TASK PROMPT: Provide the data again in its entirety, exactly as given.

SUPPLIED DATA:
......
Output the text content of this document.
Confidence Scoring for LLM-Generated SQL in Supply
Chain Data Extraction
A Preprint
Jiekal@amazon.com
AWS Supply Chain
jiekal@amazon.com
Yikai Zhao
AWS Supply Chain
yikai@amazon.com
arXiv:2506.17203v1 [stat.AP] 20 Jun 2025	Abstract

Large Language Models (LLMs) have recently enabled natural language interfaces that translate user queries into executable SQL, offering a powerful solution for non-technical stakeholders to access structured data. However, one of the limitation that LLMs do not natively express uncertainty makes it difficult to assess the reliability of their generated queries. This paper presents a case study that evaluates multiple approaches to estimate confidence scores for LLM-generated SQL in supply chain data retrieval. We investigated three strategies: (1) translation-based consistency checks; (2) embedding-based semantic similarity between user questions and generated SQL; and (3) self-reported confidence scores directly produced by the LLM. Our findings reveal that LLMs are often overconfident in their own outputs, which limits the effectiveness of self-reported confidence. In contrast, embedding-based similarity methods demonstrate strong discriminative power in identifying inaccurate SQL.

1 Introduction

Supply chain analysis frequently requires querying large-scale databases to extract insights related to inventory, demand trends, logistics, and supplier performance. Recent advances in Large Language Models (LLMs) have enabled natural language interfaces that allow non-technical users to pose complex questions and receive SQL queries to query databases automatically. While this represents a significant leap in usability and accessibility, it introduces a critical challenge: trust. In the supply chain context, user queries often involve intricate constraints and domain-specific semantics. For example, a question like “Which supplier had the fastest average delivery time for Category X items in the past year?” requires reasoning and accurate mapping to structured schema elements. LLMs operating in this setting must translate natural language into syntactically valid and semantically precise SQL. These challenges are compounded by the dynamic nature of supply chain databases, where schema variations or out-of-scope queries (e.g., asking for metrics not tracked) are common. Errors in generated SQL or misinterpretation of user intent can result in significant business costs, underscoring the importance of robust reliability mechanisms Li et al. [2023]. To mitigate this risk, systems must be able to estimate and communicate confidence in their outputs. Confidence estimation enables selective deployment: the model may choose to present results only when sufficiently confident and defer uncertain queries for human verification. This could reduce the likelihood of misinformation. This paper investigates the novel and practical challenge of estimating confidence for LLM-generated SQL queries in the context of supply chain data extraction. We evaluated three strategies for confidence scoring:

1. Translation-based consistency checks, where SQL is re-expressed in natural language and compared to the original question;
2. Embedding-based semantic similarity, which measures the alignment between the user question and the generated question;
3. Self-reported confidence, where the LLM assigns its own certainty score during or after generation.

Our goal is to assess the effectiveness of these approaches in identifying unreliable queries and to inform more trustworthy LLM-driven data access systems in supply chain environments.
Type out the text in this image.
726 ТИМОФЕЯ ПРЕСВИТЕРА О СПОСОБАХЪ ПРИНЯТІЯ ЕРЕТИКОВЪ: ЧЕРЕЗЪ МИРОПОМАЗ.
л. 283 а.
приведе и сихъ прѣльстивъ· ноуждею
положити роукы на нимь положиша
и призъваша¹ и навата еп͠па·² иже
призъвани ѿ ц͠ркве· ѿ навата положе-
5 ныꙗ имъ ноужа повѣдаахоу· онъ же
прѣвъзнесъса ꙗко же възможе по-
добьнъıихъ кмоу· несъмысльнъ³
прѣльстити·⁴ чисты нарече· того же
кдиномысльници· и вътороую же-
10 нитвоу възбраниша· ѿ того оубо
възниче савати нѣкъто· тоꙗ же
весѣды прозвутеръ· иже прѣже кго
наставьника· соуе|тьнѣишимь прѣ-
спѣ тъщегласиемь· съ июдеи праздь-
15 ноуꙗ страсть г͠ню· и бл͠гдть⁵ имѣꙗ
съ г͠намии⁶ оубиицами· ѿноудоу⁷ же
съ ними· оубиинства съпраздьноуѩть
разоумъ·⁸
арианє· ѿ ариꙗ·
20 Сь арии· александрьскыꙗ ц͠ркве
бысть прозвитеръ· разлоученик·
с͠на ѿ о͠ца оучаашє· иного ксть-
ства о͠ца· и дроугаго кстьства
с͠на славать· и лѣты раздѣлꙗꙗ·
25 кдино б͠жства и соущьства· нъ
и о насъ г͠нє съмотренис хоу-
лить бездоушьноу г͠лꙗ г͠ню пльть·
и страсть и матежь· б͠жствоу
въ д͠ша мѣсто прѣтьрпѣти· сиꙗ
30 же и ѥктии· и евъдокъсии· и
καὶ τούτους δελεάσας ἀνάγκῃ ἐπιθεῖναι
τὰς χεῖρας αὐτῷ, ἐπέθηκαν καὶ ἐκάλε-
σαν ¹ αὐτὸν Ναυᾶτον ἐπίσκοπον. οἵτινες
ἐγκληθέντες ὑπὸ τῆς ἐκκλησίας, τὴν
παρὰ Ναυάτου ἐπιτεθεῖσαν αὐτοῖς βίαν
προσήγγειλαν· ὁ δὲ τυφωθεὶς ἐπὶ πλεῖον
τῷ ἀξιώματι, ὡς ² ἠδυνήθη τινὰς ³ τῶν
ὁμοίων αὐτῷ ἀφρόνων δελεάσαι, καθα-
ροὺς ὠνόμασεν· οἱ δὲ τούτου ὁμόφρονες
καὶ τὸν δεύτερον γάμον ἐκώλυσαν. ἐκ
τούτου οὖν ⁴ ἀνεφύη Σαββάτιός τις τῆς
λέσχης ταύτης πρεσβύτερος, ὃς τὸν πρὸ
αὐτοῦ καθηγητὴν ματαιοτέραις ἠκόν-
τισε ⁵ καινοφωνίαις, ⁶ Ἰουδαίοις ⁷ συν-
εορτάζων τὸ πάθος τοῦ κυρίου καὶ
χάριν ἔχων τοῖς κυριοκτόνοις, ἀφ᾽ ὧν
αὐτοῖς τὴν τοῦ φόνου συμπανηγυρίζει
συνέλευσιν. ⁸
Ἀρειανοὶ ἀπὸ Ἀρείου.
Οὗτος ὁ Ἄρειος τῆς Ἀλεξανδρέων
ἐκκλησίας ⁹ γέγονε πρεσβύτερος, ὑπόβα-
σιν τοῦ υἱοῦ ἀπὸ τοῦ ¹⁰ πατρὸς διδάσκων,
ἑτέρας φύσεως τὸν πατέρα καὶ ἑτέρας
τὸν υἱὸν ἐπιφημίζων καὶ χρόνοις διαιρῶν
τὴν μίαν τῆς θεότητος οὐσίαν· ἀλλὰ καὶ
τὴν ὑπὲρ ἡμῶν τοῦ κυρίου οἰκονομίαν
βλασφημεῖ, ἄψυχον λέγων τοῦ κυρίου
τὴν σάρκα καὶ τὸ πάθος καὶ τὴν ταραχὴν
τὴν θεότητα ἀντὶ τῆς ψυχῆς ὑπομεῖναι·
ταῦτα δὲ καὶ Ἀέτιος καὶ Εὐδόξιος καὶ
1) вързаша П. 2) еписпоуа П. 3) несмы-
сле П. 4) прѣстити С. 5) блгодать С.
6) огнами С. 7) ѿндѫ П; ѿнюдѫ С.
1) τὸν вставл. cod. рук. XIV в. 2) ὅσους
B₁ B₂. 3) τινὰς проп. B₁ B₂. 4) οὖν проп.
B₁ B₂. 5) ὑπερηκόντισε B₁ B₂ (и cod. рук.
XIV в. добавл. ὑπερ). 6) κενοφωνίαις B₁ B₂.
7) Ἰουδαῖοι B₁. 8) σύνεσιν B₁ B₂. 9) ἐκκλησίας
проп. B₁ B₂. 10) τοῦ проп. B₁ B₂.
......
COMPLETED TASK:
Output the text content of this document.
Confidence Scoring for LLM-Generated SQL in Supply
Chain Data Extraction
A Preprint
Jiekal@amazon.com
AWS Supply Chain
jiekal@amazon.com
Yikai Zhao
AWS Supply Chain
yikai@amazon.com
arXiv:2506.17203v1 [stat.AP] 20 Jun 2025	Abstract

Large Language Models (LLMs) have recently enabled natural language interfaces that translate user queries into executable SQL, offering a powerful solution for non-technical stakeholders to access structured data. However, one of the limitation that LLMs do not natively express uncertainty makes it difficult to assess the reliability of their generated queries. This paper presents a case study that evaluates multiple approaches to estimate confidence scores for LLM-generated SQL in supply chain data retrieval. We investigated three strategies: (1) translation-based consistency checks; (2) embedding-based semantic similarity between user questions and generated SQL; and (3) self-reported confidence scores directly produced by the LLM. Our findings reveal that LLMs are often overconfident in their own outputs, which limits the effectiveness of self-reported confidence. In contrast, embedding-based similarity methods demonstrate strong discriminative power in identifying inaccurate SQL.

1 Introduction

Supply chain analysis frequently requires querying large-scale databases to extract insights related to inventory, demand trends, logistics, and supplier performance. Recent advances in Large Language Models (LLMs) have enabled natural language interfaces that allow non-technical users to pose complex questions and receive SQL queries to query databases automatically. While this represents a significant leap in usability and accessibility, it introduces a critical challenge: trust. In the supply chain context, user queries often involve intricate constraints and domain-specific semantics. For example, a question like “Which supplier had the fastest average delivery time for Category X items in the past year?” requires reasoning and accurate mapping to structured schema elements. LLMs operating in this setting must translate natural language into syntactically valid and semantically precise SQL. These challenges are compounded by the dynamic nature of supply chain databases, where schema variations or out-of-scope queries (e.g., asking for metrics not tracked) are common. Errors in generated SQL or misinterpretation of user intent can result in significant business costs, underscoring the importance of robust reliability mechanisms Li et al. [2023]. To mitigate this risk, systems must be able to estimate and communicate confidence in their outputs. Confidence estimation enables selective deployment: the model may choose to present results only when sufficiently confident and defer uncertain queries for human verification. This could reduce the likelihood of misinformation. This paper investigates the novel and practical challenge of estimating confidence for LLM-generated SQL queries in the context of supply chain data extraction. We evaluated three strategies for confidence scoring:

1. Translation-based consistency checks, where SQL is re-expressed in natural language and compared to the original question;
2. Embedding-based semantic similarity, which measures the alignment between the user question and the generated question;
3. Self-reported confidence, where the LLM assigns its own certainty score during or after generation.

Our goal is to assess the effectiveness of these approaches in identifying unreliable queries and to inform more trustworthy LLM-driven data access systems in supply chain environments.
Type out the text in this image.
726 ТИМОФЕЯ ПРЕСВИТЕРА О СПОСОБАХЪ ПРИНЯТІЯ ЕРЕТИКОВЪ: ЧЕРЕЗЪ МИРОПОМАЗ.
л. 283 а.
приведе и сихъ прѣльстивъ· ноуждею
положити роукы на нимь положиша
и призъваша¹ и навата еп͠па·² иже
призъвани ѿ ц͠ркве· ѿ навата положе-
5 ныꙗ имъ ноужа повѣдаахоу· онъ же
прѣвъзнесъса ꙗко же възможе по-
добьнъıихъ кмоу· несъмысльнъ³
прѣльстити·⁴ чисты нарече· того же
кдиномысльници· и вътороую же-
10 нитвоу възбраниша· ѿ того оубо
възниче савати нѣкъто· тоꙗ же
весѣды прозвутеръ· иже прѣже кго
наставьника· соуе|тьнѣишимь прѣ-
спѣ тъщегласиемь· съ июдеи праздь-
15 ноуꙗ страсть г͠ню· и бл͠гдть⁵ имѣꙗ
съ г͠намии⁶ оубиицами· ѿноудоу⁷ же
съ ними· оубиинства съпраздьноуѩть
разоумъ·⁸
арианє· ѿ ариꙗ·
20 Сь арии· александрьскыꙗ ц͠ркве
бысть прозвитеръ· разлоученик·
с͠на ѿ о͠ца оучаашє· иного ксть-
ства о͠ца· и дроугаго кстьства
с͠на славать· и лѣты раздѣлꙗꙗ·
25 кдино б͠жства и соущьства· нъ
и о насъ г͠нє съмотренис хоу-
лить бездоушьноу г͠лꙗ г͠ню пльть·
и страсть и матежь· б͠жствоу
въ д͠ша мѣсто прѣтьрпѣти· сиꙗ
30 же и ѥктии· и евъдокъсии· и
καὶ τούτους δελεάσας ἀνάγκῃ ἐπιθεῖναι
τὰς χεῖρας αὐτῷ, ἐπέθηκαν καὶ ἐκάλε-
σαν ¹ αὐτὸν Ναυᾶτον ἐπίσκοπον. οἵτινες
ἐγκληθέντες ὑπὸ τῆς ἐκκλησίας, τὴν
παρὰ Ναυάτου ἐπιτεθεῖσαν αὐτοῖς βίαν
προσήγγειλαν· ὁ δὲ τυφωθεὶς ἐπὶ πλεῖον
τῷ ἀξιώματι, ὡς ² ἠδυνήθη τινὰς ³ τῶν
ὁμοίων αὐτῷ ἀφρόνων δελεάσαι, καθα-
ροὺς ὠνόμασεν· οἱ δὲ τούτου ὁμόφρονες
καὶ τὸν δεύτερον γάμον ἐκώλυσαν. ἐκ
τούτου οὖν ⁴ ἀνεφύη Σαββάτιός τις τῆς
λέσχης ταύτης πρεσβύτερος, ὃς τὸν πρὸ
αὐτοῦ καθηγητὴν ματαιοτέραις ἠκόν-
τισε ⁵ καινοφωνίαις, ⁶ Ἰουδαίοις ⁷ συν-
εορτάζων τὸ πάθος τοῦ κυρίου καὶ
χάριν ἔχων τοῖς κυριοκτόνοις, ἀφ᾽ ὧν
αὐτοῖς τὴν τοῦ φόνου συμπανηγυρίζει
συνέλευσιν. ⁸
Ἀρειανοὶ ἀπὸ Ἀρείου.
Οὗτος ὁ Ἄρειος τῆς Ἀλεξανδρέων
ἐκκλησίας ⁹ γέγονε πρεσβύτερος, ὑπόβα-
σιν τοῦ υἱοῦ ἀπὸ τοῦ ¹⁰ πατρὸς διδάσκων,
ἑτέρας φύσεως τὸν πατέρα καὶ ἑτέρας
τὸν υἱὸν ἐπιφημίζων καὶ χρόνοις διαιρῶν
τὴν μίαν τῆς θεότητος οὐσίαν· ἀλλὰ καὶ
τὴν ὑπὲρ ἡμῶν τοῦ κυρίου οἰκονομίαν
βλασφημεῖ, ἄψυχον λέγων τοῦ κυρίου
τὴν σάρκα καὶ τὸ πάθος καὶ τὴν ταραχὴν
τὴν θεότητα ἀντὶ τῆς ψυχῆς ὑπομεῖναι·
ταῦτα δὲ καὶ Ἀέτιος καὶ Εὐδόξιος καὶ
1) вързаша П. 2) еписпоуа П. 3) несмы-
сле П. 4) прѣстити С. 5) блгодать С.
6) огнами С. 7) ѿндѫ П; ѿнюдѫ С.
1) τὸν вставл. cod. рук. XIV в. 2) ὅσους
B₁ B₂. 3) τινὰς проп. B₁ B₂. 4) οὖν проп.
B₁ B₂. 5) ὑπερηκόντισε B₁ B₂ (и cod. рук.
XIV в. добавл. ὑπερ). 6) κενοφωνίαις B₁ B₂.
7) Ἰουδαῖοι B₁. 8) σύνεσιν B₁ B₂. 9) ἐκκλησίας
проп. B₁ B₂. 10) τοῦ проп. B₁ B₂.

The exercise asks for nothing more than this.